[Items from a data source]
......
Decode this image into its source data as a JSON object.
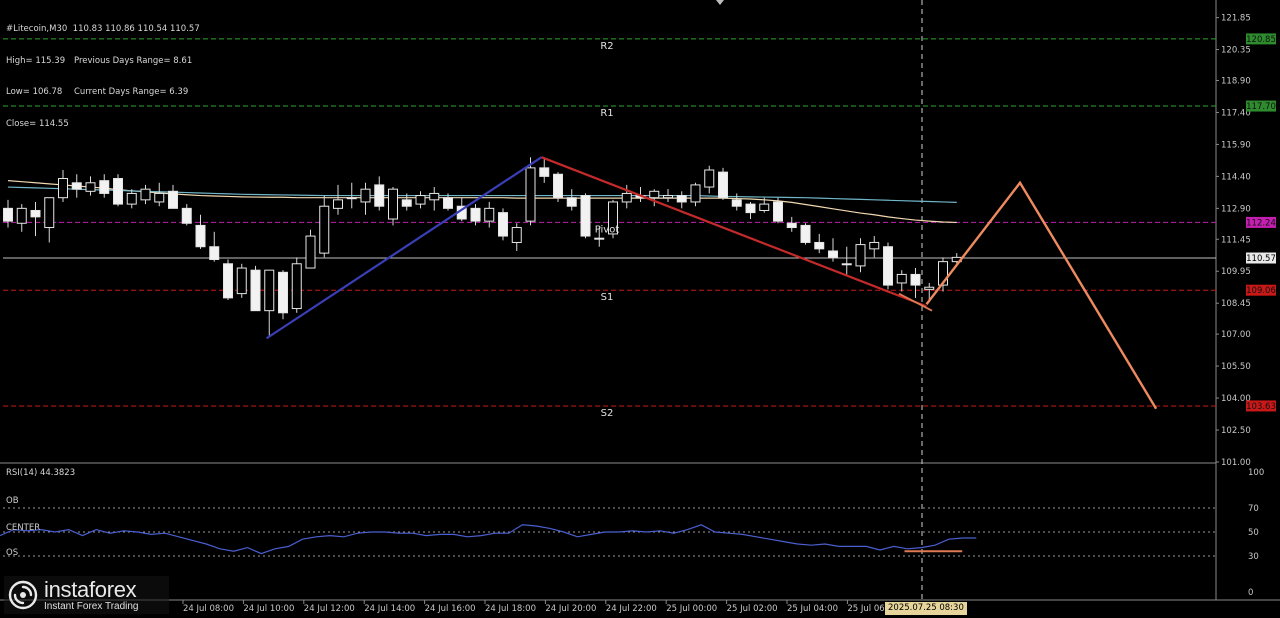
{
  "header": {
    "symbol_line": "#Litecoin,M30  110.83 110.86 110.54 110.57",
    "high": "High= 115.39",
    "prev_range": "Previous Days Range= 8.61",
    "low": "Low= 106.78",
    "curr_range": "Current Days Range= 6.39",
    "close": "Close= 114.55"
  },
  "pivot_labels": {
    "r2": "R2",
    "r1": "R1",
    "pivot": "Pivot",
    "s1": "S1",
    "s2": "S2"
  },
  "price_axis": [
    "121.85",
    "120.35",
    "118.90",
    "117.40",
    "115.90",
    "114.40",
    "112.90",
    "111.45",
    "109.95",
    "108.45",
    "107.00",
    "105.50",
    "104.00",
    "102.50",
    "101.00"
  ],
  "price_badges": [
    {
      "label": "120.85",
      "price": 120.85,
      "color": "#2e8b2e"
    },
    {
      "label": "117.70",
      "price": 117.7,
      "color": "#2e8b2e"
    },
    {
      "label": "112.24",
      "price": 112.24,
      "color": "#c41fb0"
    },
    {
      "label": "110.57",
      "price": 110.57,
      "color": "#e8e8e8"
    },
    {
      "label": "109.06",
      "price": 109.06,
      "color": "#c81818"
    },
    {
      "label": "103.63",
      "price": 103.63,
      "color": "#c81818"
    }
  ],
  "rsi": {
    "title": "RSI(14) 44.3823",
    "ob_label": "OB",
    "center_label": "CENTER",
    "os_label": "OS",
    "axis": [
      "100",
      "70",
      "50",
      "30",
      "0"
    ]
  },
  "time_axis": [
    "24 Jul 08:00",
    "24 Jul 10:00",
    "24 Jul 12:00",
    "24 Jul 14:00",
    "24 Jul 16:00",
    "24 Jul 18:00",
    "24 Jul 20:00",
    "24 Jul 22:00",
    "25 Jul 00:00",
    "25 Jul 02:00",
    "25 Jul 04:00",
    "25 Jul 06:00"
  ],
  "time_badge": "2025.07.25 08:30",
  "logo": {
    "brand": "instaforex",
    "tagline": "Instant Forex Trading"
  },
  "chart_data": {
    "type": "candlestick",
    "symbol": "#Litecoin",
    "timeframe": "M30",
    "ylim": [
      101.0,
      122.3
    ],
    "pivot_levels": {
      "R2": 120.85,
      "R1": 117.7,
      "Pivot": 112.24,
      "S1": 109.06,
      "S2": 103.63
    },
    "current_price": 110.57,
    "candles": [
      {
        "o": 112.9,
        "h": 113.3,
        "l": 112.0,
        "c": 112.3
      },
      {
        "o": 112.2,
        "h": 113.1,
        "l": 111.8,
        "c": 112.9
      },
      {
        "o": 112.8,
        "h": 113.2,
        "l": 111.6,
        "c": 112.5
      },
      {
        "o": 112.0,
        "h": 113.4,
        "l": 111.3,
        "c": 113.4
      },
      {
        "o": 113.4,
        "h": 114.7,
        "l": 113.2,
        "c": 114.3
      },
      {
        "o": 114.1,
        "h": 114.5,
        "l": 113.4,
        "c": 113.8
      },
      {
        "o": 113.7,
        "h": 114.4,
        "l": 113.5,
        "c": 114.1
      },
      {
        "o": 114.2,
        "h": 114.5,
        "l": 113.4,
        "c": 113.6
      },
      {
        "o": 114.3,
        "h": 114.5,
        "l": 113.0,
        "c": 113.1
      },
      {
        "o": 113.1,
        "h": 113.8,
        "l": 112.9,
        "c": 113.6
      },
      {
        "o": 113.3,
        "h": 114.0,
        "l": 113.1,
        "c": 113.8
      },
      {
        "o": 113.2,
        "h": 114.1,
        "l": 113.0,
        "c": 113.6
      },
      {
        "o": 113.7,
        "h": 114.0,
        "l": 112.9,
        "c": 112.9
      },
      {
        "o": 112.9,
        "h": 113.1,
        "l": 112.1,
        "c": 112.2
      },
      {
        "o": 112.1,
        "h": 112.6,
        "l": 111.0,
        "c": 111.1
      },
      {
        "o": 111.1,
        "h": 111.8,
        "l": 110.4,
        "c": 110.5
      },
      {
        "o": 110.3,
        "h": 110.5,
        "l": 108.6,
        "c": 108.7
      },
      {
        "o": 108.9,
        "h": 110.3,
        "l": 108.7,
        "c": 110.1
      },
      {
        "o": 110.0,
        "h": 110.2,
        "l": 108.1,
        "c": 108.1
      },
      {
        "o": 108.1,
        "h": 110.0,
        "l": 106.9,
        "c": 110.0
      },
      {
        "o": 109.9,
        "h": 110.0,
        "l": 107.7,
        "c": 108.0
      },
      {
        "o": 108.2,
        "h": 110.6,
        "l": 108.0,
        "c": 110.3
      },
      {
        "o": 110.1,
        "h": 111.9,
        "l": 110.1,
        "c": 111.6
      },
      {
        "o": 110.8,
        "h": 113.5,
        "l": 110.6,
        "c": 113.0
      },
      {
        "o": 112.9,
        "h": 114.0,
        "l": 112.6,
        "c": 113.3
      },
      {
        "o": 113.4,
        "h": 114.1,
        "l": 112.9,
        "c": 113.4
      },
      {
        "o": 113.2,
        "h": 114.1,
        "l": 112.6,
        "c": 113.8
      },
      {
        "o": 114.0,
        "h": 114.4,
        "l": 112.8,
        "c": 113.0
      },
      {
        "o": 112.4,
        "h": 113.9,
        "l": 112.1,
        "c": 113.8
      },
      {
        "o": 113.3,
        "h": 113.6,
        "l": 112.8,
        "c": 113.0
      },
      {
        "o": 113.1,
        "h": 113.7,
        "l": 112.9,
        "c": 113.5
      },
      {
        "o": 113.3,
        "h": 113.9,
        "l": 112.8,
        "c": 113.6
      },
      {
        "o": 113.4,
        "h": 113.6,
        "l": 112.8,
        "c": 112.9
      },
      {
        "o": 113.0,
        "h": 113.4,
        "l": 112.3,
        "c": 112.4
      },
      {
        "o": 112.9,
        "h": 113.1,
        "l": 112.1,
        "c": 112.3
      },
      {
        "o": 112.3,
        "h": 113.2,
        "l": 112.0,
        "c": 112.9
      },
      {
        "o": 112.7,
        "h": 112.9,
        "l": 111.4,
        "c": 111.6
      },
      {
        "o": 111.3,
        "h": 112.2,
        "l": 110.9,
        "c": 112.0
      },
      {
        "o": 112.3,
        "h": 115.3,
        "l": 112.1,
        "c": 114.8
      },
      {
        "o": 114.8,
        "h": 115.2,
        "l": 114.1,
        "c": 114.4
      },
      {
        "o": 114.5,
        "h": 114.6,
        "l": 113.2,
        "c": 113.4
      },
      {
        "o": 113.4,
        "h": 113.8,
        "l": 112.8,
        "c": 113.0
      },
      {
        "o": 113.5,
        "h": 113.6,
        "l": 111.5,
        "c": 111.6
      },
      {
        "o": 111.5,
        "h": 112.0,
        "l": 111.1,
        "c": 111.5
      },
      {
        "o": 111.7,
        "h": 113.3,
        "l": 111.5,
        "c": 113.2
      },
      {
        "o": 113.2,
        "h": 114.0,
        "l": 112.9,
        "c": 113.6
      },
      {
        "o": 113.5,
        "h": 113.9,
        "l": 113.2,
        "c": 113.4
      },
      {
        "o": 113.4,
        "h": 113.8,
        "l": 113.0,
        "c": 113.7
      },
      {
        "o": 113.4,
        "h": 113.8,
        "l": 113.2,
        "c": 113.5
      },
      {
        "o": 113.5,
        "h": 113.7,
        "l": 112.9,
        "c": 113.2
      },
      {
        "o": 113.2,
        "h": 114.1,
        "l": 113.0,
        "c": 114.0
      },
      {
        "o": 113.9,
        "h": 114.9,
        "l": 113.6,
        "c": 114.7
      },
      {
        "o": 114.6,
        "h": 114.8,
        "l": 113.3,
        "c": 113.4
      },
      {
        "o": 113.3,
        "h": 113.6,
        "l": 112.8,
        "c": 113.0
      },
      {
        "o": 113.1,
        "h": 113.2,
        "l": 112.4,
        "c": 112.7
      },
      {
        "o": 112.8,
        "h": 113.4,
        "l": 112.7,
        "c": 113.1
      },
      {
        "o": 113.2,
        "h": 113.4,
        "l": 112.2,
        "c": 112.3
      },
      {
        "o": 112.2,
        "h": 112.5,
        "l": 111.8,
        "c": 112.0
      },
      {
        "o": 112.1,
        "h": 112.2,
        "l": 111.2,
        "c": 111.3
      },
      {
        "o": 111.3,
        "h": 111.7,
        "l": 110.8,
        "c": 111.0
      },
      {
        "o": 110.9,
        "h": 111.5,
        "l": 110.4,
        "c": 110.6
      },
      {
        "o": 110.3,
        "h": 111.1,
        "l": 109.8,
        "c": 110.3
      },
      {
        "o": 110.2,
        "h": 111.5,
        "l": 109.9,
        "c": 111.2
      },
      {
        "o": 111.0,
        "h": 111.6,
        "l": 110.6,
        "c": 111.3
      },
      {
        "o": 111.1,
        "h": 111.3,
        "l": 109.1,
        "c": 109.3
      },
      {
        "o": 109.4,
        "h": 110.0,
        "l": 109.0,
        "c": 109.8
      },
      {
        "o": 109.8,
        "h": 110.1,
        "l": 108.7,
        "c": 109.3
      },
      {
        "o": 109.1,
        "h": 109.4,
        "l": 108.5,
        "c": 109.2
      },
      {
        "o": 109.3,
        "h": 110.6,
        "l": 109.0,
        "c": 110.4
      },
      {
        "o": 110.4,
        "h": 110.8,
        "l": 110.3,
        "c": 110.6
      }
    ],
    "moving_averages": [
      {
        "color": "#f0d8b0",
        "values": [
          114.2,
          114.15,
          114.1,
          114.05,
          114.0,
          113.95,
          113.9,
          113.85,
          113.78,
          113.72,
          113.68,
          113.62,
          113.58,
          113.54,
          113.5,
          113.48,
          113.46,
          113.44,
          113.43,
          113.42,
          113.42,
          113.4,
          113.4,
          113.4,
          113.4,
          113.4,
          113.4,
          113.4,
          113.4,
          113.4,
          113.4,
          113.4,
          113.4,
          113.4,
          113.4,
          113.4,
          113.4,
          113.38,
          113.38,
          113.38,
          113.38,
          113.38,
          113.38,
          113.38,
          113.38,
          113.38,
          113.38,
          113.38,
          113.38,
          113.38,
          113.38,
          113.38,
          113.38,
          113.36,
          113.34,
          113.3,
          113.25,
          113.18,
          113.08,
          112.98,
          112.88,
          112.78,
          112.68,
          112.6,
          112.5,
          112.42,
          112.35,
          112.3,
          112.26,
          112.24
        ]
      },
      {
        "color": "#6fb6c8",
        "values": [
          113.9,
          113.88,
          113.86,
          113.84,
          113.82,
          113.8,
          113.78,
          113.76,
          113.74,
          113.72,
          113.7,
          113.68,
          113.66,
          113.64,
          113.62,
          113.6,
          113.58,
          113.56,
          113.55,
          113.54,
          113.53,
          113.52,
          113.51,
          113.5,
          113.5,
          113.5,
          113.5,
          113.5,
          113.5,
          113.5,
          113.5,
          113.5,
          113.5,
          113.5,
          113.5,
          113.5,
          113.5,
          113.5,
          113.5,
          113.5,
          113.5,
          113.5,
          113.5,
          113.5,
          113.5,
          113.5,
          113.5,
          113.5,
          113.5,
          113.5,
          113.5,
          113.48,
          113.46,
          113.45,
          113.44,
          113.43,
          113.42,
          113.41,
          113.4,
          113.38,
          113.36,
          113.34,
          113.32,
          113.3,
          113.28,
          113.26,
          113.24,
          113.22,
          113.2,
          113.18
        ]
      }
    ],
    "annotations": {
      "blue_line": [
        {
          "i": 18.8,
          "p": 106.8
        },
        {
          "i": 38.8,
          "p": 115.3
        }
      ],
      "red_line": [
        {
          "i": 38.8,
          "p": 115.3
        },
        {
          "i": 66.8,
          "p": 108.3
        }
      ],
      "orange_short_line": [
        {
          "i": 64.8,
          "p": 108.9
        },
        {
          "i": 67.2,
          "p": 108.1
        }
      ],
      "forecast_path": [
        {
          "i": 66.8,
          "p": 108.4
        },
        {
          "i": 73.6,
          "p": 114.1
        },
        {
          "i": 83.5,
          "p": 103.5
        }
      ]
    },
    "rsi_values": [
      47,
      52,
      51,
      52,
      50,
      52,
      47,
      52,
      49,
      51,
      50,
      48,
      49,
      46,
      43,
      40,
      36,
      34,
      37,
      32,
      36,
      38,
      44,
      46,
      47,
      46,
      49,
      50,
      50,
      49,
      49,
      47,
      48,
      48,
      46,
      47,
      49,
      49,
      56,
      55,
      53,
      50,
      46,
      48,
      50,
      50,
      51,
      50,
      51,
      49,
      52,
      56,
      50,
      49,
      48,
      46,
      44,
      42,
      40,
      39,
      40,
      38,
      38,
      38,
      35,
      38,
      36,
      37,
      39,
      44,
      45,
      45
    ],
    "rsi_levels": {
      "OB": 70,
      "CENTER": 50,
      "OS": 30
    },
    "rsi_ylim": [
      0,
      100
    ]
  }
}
......
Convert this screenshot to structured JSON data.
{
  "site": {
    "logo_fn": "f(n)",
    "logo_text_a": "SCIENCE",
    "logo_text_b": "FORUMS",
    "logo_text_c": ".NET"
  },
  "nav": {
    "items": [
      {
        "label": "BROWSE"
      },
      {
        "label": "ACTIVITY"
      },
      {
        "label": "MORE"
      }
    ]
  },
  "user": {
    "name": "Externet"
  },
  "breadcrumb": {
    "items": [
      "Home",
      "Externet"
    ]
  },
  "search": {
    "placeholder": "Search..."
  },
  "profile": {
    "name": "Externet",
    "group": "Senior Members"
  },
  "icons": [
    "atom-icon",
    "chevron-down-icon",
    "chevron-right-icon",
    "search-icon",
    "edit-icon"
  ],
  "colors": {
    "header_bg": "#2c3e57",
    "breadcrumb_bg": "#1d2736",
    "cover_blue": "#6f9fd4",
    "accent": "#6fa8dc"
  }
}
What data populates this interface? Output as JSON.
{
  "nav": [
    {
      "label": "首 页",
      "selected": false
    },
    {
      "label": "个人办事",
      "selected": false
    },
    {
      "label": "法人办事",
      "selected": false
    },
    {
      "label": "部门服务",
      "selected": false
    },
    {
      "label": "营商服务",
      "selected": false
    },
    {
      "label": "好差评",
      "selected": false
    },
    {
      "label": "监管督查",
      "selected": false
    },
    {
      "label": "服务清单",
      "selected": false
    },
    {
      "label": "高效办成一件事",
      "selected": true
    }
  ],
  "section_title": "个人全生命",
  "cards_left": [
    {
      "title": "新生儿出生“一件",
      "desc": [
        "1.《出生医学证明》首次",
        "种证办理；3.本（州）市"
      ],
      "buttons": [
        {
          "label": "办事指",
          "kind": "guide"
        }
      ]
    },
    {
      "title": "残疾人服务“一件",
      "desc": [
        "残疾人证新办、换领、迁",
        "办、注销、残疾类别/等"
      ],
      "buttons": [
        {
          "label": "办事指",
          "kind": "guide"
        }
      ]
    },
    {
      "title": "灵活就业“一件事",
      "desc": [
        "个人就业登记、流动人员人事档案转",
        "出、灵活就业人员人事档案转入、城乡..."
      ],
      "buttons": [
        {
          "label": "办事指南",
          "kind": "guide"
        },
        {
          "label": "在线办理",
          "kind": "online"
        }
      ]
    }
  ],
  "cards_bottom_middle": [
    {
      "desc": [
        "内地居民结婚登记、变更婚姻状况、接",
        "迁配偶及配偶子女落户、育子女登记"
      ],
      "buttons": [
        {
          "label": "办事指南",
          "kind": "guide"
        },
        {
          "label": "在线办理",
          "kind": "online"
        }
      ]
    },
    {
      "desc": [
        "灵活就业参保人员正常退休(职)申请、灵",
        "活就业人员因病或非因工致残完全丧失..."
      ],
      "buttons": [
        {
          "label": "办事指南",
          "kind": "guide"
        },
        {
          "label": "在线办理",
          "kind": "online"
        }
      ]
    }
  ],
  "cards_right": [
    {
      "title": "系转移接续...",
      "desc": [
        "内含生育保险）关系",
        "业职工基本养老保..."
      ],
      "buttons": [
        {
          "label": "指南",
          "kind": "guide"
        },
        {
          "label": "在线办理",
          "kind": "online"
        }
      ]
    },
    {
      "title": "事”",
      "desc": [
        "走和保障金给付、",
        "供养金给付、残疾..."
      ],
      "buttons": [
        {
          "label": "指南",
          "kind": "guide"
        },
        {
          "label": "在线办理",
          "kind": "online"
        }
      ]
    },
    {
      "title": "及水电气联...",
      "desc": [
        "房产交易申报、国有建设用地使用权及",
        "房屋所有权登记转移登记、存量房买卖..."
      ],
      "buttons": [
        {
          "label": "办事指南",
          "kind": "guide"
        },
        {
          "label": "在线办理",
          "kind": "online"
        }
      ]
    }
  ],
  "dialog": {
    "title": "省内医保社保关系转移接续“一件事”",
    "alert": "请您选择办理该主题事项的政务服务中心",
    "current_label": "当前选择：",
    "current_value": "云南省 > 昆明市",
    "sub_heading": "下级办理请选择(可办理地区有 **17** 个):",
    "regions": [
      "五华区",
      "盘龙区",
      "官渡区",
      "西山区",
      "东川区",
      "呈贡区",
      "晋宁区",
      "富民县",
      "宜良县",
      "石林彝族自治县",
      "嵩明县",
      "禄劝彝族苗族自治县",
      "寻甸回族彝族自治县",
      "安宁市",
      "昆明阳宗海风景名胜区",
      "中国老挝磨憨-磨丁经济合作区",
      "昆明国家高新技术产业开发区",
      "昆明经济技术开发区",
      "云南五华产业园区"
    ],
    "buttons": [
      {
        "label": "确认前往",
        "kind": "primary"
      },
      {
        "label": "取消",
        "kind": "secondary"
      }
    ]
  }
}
......
Using the material above, gather every line that includes "chevron".

- **SOLUTION TO THIS EXERCISE**
    "chevron-down-icon",
    "chevron-right-icon",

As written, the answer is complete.